The request: Swap "row-spacer" for "row-gap" in the material from its start through the line containing "nylon-item-cell [159, 565, 277, 614]". Reproduce that stretch with nothing else altered.

Box annotation data:
#####

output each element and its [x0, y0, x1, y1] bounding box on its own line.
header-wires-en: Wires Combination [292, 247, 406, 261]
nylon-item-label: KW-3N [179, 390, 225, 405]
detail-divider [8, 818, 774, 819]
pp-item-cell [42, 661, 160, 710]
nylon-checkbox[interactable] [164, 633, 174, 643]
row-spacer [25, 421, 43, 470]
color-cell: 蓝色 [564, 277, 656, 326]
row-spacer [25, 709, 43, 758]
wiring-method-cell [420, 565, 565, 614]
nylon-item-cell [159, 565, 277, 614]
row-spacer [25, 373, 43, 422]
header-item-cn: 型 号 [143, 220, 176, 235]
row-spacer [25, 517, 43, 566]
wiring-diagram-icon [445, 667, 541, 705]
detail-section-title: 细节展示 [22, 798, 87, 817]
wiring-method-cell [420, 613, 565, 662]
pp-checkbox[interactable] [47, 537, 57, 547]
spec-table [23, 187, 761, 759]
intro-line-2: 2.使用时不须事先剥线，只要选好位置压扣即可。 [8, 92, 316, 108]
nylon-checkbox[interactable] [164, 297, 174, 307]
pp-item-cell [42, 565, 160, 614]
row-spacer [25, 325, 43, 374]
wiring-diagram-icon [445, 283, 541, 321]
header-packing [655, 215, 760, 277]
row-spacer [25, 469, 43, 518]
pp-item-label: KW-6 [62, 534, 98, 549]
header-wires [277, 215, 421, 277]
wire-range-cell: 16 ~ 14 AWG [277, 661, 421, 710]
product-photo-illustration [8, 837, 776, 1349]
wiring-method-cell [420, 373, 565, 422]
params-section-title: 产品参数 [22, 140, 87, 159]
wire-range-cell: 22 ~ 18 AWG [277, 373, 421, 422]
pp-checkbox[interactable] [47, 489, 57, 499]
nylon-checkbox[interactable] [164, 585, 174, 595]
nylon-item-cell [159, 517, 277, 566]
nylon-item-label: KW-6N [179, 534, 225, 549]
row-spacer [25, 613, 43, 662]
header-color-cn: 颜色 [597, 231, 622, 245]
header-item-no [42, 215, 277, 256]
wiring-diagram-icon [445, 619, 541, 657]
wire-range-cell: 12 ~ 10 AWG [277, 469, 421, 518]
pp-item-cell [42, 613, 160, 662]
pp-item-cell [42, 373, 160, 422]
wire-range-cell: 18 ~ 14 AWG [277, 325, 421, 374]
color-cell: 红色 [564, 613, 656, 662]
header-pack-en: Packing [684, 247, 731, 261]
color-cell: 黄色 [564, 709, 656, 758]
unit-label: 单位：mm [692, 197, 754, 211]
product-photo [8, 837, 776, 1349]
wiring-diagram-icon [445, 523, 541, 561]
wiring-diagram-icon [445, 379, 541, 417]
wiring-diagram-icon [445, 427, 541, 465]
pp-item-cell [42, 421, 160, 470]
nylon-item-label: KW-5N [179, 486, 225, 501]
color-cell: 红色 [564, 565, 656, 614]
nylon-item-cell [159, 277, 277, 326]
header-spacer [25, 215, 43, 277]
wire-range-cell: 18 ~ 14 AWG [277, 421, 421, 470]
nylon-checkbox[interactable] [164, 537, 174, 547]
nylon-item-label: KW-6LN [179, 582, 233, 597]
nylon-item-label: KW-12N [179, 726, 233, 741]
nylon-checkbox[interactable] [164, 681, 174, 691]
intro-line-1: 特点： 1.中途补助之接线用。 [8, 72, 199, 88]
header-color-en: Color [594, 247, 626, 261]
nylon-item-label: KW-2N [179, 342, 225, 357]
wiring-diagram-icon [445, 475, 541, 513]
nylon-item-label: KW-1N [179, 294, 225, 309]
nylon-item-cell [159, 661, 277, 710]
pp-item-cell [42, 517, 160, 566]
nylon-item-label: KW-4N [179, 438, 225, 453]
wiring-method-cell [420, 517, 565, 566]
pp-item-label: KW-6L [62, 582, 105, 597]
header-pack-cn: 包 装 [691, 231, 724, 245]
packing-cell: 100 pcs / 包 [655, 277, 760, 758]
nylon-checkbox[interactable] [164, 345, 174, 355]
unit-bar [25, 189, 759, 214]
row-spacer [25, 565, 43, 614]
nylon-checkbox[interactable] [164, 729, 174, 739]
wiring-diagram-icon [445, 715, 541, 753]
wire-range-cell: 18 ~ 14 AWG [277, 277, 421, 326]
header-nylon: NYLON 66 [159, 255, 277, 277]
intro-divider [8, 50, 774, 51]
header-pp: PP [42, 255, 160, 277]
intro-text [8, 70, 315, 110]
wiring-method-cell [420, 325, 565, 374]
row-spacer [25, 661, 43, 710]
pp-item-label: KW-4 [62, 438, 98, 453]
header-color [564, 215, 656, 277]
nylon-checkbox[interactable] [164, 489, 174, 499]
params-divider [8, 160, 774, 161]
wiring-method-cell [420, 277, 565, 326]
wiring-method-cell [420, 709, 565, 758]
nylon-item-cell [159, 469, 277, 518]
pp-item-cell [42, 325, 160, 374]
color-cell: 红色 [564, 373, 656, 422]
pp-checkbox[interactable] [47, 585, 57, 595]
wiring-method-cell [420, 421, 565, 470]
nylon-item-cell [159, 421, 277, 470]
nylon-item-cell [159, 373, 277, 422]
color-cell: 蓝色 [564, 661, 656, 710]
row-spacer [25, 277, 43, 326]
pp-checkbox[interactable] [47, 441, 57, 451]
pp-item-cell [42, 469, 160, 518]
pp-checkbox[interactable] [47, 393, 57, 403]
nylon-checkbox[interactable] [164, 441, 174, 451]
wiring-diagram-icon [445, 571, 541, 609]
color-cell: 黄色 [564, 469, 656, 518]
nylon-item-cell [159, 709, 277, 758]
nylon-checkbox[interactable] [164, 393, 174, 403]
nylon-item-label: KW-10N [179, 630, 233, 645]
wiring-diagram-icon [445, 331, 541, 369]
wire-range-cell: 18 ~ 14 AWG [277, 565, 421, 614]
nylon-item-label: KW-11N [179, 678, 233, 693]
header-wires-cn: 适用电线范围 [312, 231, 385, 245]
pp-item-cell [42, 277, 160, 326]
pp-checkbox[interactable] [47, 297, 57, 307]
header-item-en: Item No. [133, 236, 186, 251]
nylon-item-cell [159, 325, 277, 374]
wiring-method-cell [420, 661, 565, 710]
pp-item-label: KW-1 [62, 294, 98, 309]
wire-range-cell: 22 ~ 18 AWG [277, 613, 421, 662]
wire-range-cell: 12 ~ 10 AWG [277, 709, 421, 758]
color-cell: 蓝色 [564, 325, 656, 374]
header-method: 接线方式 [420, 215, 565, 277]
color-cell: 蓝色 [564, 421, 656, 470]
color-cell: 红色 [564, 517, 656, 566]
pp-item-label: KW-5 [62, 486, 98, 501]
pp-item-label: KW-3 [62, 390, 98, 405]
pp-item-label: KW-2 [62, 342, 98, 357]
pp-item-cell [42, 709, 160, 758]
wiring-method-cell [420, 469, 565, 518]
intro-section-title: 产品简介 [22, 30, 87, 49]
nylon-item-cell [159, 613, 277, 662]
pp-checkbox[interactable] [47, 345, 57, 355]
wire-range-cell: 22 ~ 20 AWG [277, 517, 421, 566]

#####

Solution:
output each element and its [x0, y0, x1, y1] bounding box on its own line.
header-wires-en: Wires Combination [292, 247, 406, 261]
nylon-item-label: KW-3N [179, 390, 225, 405]
detail-divider [8, 818, 774, 819]
pp-item-cell [42, 661, 160, 710]
nylon-checkbox[interactable] [164, 633, 174, 643]
row-gap [25, 421, 43, 470]
color-cell: 蓝色 [564, 277, 656, 326]
row-gap [25, 709, 43, 758]
wiring-method-cell [420, 565, 565, 614]
nylon-item-cell [159, 565, 277, 614]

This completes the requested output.